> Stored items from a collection
** Start **

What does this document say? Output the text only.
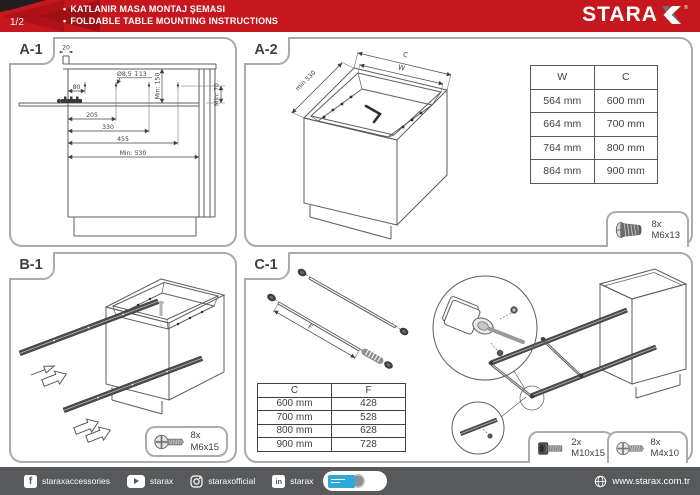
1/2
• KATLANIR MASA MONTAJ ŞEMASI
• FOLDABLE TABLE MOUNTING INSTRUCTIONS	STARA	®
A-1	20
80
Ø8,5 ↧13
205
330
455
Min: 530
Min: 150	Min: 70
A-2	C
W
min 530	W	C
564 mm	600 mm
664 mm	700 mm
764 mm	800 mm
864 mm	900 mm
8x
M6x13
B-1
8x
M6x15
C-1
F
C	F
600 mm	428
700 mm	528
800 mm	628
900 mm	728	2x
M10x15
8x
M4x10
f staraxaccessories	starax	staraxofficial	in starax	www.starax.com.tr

** End **
** Start **

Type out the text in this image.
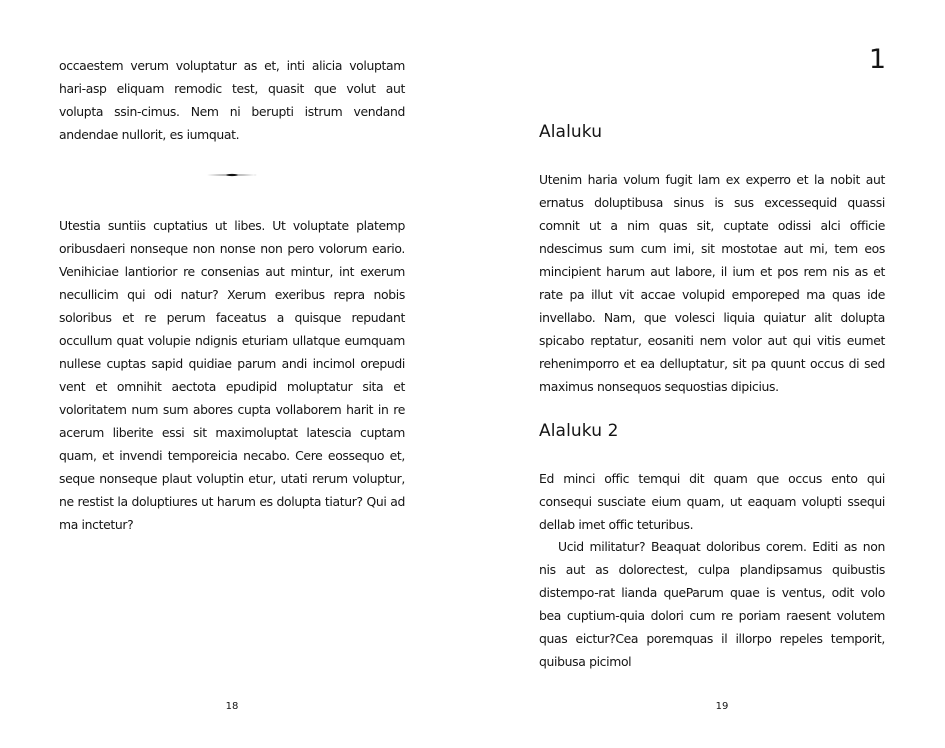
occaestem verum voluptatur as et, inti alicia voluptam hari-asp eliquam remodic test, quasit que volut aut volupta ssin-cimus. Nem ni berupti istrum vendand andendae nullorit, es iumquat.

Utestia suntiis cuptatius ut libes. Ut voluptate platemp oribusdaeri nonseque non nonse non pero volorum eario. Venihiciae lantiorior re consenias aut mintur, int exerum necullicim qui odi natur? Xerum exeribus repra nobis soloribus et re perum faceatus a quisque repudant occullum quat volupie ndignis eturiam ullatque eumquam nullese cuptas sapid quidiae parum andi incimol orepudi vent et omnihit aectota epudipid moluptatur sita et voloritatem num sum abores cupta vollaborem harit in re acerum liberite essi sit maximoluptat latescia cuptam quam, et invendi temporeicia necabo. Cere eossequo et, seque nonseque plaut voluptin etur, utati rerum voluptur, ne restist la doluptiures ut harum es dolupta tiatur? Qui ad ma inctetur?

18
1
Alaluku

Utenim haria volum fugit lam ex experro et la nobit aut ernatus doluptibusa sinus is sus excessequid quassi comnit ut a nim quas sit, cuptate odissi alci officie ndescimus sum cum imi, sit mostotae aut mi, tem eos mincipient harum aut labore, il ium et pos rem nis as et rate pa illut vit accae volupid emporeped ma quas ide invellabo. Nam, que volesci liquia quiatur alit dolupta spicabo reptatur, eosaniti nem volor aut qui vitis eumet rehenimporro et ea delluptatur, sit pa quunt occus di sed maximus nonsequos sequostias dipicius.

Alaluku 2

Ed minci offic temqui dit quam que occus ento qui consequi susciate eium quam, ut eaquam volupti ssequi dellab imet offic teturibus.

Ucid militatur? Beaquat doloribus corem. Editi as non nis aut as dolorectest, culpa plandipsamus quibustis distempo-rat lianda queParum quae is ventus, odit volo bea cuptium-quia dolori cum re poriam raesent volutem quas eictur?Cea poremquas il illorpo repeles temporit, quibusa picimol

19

** End **
** Start **

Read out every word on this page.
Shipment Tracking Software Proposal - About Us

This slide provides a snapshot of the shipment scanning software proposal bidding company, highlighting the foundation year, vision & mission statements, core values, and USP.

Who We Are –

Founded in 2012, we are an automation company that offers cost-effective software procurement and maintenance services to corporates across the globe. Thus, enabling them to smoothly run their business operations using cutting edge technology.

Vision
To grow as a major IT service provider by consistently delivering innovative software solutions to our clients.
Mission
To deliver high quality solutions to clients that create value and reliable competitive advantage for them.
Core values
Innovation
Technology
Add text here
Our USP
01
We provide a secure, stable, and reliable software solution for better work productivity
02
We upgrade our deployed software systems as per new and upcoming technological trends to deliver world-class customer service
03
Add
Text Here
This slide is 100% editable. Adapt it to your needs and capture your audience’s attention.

** End **

> TASK OBJECTIVE
Select all lines in the listing that include the word "reliable".

> ANSWER TO THIS EXERCISE
To deliver high quality solutions to clients that create value and reliable competitive advantage for them.
We provide a secure, stable, and reliable software solution for better work productivity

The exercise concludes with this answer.